● 阅读摘录:
对降温方法、抗冻剂进行双因素方差分析,结果显示,降温方法、抗冻剂交互作用不显著(P>0.05),两种降温方法对冻存细胞存活率的影响差异极显著(P<0.05),三种抗冻剂对细胞的保存效果也具有显著差异(P<0.05);从表2可看出,使用慢速降温法的细胞存活率都高于使用快速降温法的细胞;其中,EG作为抗冻剂保存的细胞冻存效果最好;复苏后活细胞率为冻存前活细胞率的(51.70±5.24)%;而MET作为抗冻剂冻存的效果差于EG,DSMO的冻存效果最差。使用DMSO、EG、MET作为抗冻剂,通过快速降温法保存的细胞相对存活率较低。显微镜观察细胞形态,用慢速降温复苏后的细胞多数呈现透明、圆形饱满良好的活细胞形态,而采用快速降温保存的细胞复苏后形态都有不同程度的破坏,细胞发生变形、破碎。

● 待完成任务:
A – 在关于细胞冻存的文字中,哪种抗冻剂保存细胞的冻存效果最好?
B – 请从关于细胞冻存的文字的最后一句之后接着写下去。
这些数据行与上面关于细胞冻存的文字没有关系。

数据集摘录
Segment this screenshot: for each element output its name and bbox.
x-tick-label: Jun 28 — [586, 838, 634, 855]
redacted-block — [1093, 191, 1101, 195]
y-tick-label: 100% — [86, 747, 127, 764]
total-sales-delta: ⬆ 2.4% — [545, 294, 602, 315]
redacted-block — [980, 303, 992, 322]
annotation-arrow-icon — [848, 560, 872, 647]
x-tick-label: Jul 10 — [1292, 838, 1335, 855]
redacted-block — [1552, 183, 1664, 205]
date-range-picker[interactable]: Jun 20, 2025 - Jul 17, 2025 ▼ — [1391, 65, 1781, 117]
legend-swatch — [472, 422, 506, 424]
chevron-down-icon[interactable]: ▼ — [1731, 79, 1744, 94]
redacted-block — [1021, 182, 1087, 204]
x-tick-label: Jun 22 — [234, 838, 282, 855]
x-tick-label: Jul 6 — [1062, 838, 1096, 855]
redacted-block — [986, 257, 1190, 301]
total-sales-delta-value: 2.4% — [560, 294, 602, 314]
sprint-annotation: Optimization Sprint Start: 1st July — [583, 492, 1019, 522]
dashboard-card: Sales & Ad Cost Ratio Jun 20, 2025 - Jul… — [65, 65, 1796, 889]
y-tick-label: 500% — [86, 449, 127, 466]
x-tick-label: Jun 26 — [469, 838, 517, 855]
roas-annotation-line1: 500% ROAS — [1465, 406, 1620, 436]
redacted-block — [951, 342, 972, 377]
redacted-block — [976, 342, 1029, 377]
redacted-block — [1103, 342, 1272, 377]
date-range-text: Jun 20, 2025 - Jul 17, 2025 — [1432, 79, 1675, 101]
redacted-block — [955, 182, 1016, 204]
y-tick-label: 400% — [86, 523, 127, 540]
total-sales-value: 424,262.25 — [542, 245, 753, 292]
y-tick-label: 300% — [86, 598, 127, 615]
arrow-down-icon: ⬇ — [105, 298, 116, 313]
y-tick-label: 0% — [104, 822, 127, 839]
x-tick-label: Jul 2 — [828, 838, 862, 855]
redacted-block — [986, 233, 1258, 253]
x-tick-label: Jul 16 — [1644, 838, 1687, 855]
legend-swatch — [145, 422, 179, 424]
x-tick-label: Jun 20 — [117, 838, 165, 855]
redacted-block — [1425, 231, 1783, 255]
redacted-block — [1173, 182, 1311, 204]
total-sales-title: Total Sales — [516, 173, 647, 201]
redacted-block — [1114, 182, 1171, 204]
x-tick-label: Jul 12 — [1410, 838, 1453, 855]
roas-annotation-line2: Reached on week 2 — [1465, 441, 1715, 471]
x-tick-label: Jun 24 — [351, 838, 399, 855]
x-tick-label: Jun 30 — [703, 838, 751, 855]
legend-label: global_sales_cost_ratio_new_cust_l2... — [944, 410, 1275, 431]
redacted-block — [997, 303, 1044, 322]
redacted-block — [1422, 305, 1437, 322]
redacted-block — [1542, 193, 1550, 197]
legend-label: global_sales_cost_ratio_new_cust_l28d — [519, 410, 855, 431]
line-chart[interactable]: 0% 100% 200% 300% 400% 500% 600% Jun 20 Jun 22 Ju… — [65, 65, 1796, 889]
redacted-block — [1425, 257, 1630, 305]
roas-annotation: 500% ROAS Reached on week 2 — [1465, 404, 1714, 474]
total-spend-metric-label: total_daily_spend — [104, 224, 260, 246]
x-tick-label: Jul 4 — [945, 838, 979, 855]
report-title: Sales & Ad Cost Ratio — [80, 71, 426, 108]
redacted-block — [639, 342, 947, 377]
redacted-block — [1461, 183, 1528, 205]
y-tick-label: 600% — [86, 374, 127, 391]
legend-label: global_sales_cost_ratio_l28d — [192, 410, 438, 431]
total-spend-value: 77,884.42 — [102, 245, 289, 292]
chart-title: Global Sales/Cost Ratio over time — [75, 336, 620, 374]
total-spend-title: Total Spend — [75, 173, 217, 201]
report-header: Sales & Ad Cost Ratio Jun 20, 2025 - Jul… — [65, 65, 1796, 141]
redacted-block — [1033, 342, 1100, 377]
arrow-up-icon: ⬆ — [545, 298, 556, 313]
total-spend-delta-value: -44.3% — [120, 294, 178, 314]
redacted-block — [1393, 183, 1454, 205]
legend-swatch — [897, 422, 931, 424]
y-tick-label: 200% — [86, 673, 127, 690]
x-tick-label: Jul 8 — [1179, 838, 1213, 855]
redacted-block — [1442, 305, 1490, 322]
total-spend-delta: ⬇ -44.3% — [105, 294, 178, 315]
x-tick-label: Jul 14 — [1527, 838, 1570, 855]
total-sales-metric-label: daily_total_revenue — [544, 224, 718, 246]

● 各题答案:
A – EG作为抗冻剂保存的细胞冻存效果最好。

B –
表1 不同酶消化达氏鲟精巢细胞的活细胞数量Tab.1 The quantity of living cells digested with two different types of enzymes.
注:图中显示数据表示平均数±标准差(n=6)。两种酶消化效果无显著差异(P>0.05)。
表2 不同抗冻剂和降温方式保存细胞相对存活率 (n=3)Tab.2 Relative percentage of living cells cryopreserved by different cryoprotectants and freezing rate (n=3)
注:如图所示细胞相对存活率±标准差;双因素方差分析得出降温方法、抗冻剂交互作用不显著(P>0.05),不同降温方法对冻存细胞存活率的影响差异极显著(P≤0.01),不同抗冻剂对细胞的保存效果具有显著差异(P<0.05)。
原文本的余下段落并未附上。